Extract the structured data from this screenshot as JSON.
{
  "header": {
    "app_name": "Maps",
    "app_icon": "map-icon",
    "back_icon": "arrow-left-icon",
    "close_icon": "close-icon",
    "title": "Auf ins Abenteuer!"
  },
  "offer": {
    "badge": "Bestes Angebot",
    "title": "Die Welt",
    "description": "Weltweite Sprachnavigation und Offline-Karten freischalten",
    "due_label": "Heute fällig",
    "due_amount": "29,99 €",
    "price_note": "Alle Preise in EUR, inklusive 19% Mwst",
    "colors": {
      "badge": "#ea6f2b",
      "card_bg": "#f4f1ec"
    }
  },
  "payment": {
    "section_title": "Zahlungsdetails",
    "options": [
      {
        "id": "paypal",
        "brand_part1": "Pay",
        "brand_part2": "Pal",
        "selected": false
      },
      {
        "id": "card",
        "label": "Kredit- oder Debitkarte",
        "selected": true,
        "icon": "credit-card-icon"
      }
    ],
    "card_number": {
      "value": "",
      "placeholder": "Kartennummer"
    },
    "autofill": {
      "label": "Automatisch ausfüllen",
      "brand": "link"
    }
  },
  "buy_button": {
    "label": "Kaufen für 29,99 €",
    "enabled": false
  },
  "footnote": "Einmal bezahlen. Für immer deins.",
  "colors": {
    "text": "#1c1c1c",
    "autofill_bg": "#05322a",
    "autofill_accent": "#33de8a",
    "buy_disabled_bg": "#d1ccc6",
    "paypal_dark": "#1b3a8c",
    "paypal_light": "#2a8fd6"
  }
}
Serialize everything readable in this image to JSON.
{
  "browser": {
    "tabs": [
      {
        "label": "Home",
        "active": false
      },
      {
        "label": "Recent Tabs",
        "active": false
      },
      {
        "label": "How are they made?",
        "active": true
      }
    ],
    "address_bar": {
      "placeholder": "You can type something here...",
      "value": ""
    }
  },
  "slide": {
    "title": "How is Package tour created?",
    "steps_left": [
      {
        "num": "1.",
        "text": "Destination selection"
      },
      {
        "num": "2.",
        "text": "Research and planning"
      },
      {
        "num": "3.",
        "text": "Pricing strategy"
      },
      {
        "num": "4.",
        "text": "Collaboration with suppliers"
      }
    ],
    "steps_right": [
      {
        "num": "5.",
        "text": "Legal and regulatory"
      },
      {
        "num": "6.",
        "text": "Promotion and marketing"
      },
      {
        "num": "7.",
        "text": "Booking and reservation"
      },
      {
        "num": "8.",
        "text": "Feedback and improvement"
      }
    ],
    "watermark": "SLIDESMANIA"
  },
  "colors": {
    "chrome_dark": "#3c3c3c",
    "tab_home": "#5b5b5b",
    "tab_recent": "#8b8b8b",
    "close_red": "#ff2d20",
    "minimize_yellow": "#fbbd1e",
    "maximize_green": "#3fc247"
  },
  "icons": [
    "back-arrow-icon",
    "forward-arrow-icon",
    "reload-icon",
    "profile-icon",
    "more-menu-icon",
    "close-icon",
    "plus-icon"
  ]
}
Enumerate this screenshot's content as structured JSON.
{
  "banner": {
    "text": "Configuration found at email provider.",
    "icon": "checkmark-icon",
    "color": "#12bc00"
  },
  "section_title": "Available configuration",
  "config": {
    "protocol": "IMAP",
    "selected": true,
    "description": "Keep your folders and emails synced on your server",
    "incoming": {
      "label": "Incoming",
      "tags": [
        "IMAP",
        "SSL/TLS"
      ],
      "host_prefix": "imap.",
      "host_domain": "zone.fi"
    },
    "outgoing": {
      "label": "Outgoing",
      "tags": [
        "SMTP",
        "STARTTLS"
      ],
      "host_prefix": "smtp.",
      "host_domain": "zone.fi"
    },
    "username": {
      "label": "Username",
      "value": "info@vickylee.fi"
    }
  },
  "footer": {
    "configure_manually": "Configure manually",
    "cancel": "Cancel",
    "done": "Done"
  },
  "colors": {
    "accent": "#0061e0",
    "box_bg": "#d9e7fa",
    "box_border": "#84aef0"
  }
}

> _Challenge_: Retype the records in full. Keep every line identical to the original.

> _Solution to the problem_:
Extract the structured data from this screenshot as JSON.
{
  "header": {
    "app_name": "Maps",
    "app_icon": "map-icon",
    "back_icon": "arrow-left-icon",
    "close_icon": "close-icon",
    "title": "Auf ins Abenteuer!"
  },
  "offer": {
    "badge": "Bestes Angebot",
    "title": "Die Welt",
    "description": "Weltweite Sprachnavigation und Offline-Karten freischalten",
    "due_label": "Heute fällig",
    "due_amount": "29,99 €",
    "price_note": "Alle Preise in EUR, inklusive 19% Mwst",
    "colors": {
      "badge": "#ea6f2b",
      "card_bg": "#f4f1ec"
    }
  },
  "payment": {
    "section_title": "Zahlungsdetails",
    "options": [
      {
        "id": "paypal",
        "brand_part1": "Pay",
        "brand_part2": "Pal",
        "selected": false
      },
      {
        "id": "card",
        "label": "Kredit- oder Debitkarte",
        "selected": true,
        "icon": "credit-card-icon"
      }
    ],
    "card_number": {
      "value": "",
      "placeholder": "Kartennummer"
    },
    "autofill": {
      "label": "Automatisch ausfüllen",
      "brand": "link"
    }
  },
  "buy_button": {
    "label": "Kaufen für 29,99 €",
    "enabled": false
  },
  "footnote": "Einmal bezahlen. Für immer deins.",
  "colors": {
    "text": "#1c1c1c",
    "autofill_bg": "#05322a",
    "autofill_accent": "#33de8a",
    "buy_disabled_bg": "#d1ccc6",
    "paypal_dark": "#1b3a8c",
    "paypal_light": "#2a8fd6"
  }
}
Serialize everything readable in this image to JSON.
{
  "browser": {
    "tabs": [
      {
        "label": "Home",
        "active": false
      },
      {
        "label": "Recent Tabs",
        "active": false
      },
      {
        "label": "How are they made?",
        "active": true
      }
    ],
    "address_bar": {
      "placeholder": "You can type something here...",
      "value": ""
    }
  },
  "slide": {
    "title": "How is Package tour created?",
    "steps_left": [
      {
        "num": "1.",
        "text": "Destination selection"
      },
      {
        "num": "2.",
        "text": "Research and planning"
      },
      {
        "num": "3.",
        "text": "Pricing strategy"
      },
      {
        "num": "4.",
        "text": "Collaboration with suppliers"
      }
    ],
    "steps_right": [
      {
        "num": "5.",
        "text": "Legal and regulatory"
      },
      {
        "num": "6.",
        "text": "Promotion and marketing"
      },
      {
        "num": "7.",
        "text": "Booking and reservation"
      },
      {
        "num": "8.",
        "text": "Feedback and improvement"
      }
    ],
    "watermark": "SLIDESMANIA"
  },
  "colors": {
    "chrome_dark": "#3c3c3c",
    "tab_home": "#5b5b5b",
    "tab_recent": "#8b8b8b",
    "close_red": "#ff2d20",
    "minimize_yellow": "#fbbd1e",
    "maximize_green": "#3fc247"
  },
  "icons": [
    "back-arrow-icon",
    "forward-arrow-icon",
    "reload-icon",
    "profile-icon",
    "more-menu-icon",
    "close-icon",
    "plus-icon"
  ]
}
Enumerate this screenshot's content as structured JSON.
{
  "banner": {
    "text": "Configuration found at email provider.",
    "icon": "checkmark-icon",
    "color": "#12bc00"
  },
  "section_title": "Available configuration",
  "config": {
    "protocol": "IMAP",
    "selected": true,
    "description": "Keep your folders and emails synced on your server",
    "incoming": {
      "label": "Incoming",
      "tags": [
        "IMAP",
        "SSL/TLS"
      ],
      "host_prefix": "imap.",
      "host_domain": "zone.fi"
    },
    "outgoing": {
      "label": "Outgoing",
      "tags": [
        "SMTP",
        "STARTTLS"
      ],
      "host_prefix": "smtp.",
      "host_domain": "zone.fi"
    },
    "username": {
      "label": "Username",
      "value": "info@vickylee.fi"
    }
  },
  "footer": {
    "configure_manually": "Configure manually",
    "cancel": "Cancel",
    "done": "Done"
  },
  "colors": {
    "accent": "#0061e0",
    "box_bg": "#d9e7fa",
    "box_border": "#84aef0"
  }
}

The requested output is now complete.